→ **The exercise**: Write out the entries below once more, exactly, with the pictures left out.

[Collected data entries]
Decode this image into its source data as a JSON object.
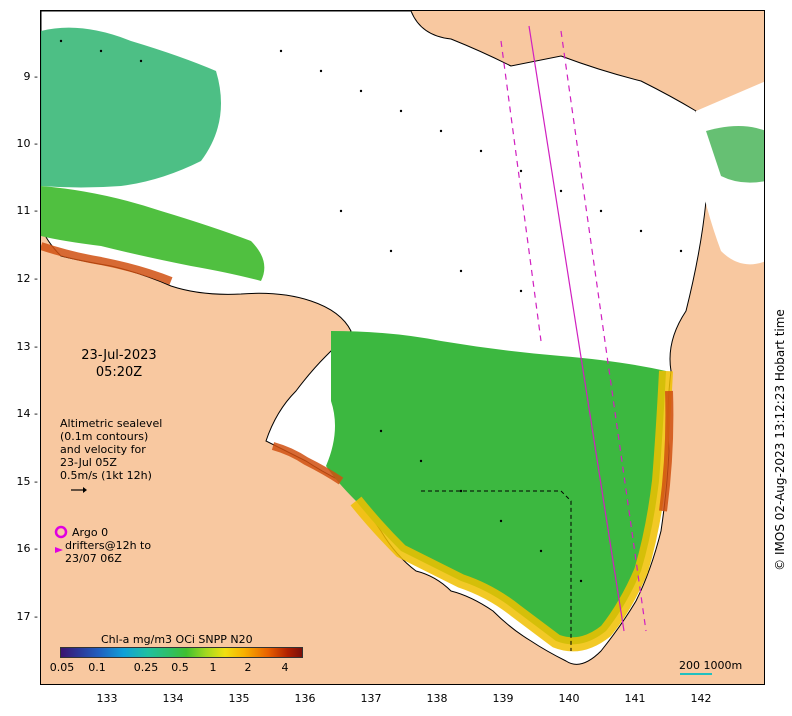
{
  "map": {
    "date_line1": "23-Jul-2023",
    "date_line2": "05:20Z",
    "altimetry_note": [
      "Altimetric sealevel",
      "(0.1m contours)",
      "and velocity for",
      "23-Jul 05Z",
      "0.5m/s (1kt 12h)"
    ],
    "argo_label": "Argo 0",
    "drifters_label": [
      "drifters@12h to",
      "23/07 06Z"
    ],
    "colorbar_title": "Chl-a mg/m3 OCi SNPP N20",
    "colorbar_ticks": [
      "0.05",
      "0.1",
      "0.25",
      "0.5",
      "1",
      "2",
      "4"
    ],
    "scale_label": "200  1000m",
    "credit": "© IMOS 02-Aug-2023 13:12:23 Hobart time",
    "lat_ticks": [
      "9",
      "10",
      "11",
      "12",
      "13",
      "14",
      "15",
      "16",
      "17"
    ],
    "lon_ticks": [
      "133",
      "134",
      "135",
      "136",
      "137",
      "138",
      "139",
      "140",
      "141",
      "142"
    ],
    "colors": {
      "land": "#f8c8a0",
      "ocean": "#ffffff",
      "argo": "#e000e0",
      "track": "#d020c0"
    }
  }
}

→ **Result for this exercise**:
Decode this image into its source data as a JSON object.
{
  "map": {
    "date_line1": "23-Jul-2023",
    "date_line2": "05:20Z",
    "altimetry_note": [
      "Altimetric sealevel",
      "(0.1m contours)",
      "and velocity for",
      "23-Jul 05Z",
      "0.5m/s (1kt 12h)"
    ],
    "argo_label": "Argo 0",
    "drifters_label": [
      "drifters@12h to",
      "23/07 06Z"
    ],
    "colorbar_title": "Chl-a mg/m3 OCi SNPP N20",
    "colorbar_ticks": [
      "0.05",
      "0.1",
      "0.25",
      "0.5",
      "1",
      "2",
      "4"
    ],
    "scale_label": "200  1000m",
    "credit": "© IMOS 02-Aug-2023 13:12:23 Hobart time",
    "lat_ticks": [
      "9",
      "10",
      "11",
      "12",
      "13",
      "14",
      "15",
      "16",
      "17"
    ],
    "lon_ticks": [
      "133",
      "134",
      "135",
      "136",
      "137",
      "138",
      "139",
      "140",
      "141",
      "142"
    ],
    "colors": {
      "land": "#f8c8a0",
      "ocean": "#ffffff",
      "argo": "#e000e0",
      "track": "#d020c0"
    }
  }
}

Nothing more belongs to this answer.